Given information:
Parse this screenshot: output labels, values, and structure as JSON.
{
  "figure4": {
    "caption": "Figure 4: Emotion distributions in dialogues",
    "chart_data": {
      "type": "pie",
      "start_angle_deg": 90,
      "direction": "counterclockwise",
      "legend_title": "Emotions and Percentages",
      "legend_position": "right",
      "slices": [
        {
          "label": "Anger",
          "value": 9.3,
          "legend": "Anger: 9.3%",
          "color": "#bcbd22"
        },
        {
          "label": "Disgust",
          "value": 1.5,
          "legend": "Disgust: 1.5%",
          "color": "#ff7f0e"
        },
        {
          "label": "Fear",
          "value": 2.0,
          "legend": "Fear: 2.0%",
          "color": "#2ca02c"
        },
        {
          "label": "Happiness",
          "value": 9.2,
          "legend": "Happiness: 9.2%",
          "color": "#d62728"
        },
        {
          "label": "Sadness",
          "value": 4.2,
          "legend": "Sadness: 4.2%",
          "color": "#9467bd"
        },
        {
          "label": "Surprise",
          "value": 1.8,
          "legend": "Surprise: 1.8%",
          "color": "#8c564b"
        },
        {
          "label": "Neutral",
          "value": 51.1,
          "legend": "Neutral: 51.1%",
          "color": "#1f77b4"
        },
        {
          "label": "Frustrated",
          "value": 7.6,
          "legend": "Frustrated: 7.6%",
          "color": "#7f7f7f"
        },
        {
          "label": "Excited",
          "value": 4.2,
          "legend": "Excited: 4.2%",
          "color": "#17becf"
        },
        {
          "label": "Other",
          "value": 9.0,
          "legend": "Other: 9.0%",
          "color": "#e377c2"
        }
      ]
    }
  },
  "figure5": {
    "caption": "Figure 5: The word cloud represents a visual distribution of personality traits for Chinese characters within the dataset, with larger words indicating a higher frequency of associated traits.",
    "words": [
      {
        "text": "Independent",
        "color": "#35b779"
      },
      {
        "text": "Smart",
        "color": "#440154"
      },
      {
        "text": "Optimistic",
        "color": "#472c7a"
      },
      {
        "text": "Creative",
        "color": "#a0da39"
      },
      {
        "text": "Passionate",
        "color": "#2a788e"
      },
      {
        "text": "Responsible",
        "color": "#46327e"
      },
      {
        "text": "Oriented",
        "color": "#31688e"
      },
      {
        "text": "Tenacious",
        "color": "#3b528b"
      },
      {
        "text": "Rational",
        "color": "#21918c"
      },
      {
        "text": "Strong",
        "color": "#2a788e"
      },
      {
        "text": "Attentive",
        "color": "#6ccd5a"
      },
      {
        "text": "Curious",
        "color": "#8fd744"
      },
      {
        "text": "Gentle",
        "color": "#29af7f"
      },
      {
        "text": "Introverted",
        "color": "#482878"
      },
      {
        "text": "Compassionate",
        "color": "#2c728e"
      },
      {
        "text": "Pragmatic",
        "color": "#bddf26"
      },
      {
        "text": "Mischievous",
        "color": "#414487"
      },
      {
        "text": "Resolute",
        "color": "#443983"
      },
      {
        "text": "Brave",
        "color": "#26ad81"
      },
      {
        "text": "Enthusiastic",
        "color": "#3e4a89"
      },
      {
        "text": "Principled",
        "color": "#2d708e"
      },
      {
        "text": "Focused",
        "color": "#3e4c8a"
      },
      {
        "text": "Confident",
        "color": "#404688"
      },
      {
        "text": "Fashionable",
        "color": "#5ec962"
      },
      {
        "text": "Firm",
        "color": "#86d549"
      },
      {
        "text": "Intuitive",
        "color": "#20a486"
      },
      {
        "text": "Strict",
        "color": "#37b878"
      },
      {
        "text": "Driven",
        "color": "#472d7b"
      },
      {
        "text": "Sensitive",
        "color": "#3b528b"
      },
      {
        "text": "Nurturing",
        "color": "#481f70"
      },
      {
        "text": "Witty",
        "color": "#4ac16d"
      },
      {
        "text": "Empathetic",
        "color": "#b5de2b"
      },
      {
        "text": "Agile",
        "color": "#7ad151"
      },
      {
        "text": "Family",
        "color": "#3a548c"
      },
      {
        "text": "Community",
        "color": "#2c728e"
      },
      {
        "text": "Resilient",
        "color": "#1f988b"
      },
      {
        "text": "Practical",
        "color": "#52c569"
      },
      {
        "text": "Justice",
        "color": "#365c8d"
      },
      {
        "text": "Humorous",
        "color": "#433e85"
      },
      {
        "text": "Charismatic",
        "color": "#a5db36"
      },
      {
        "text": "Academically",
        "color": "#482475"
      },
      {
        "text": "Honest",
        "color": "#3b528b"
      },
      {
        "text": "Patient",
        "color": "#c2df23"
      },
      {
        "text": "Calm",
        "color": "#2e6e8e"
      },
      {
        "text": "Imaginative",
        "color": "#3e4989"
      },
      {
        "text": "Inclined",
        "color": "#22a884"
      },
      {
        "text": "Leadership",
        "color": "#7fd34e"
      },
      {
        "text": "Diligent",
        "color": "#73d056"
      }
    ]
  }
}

Directive: Your task is to list each line of the records with the word "Frustrated".

Task answer:
          "label": "Frustrated",
          "legend": "Frustrated: 7.6%",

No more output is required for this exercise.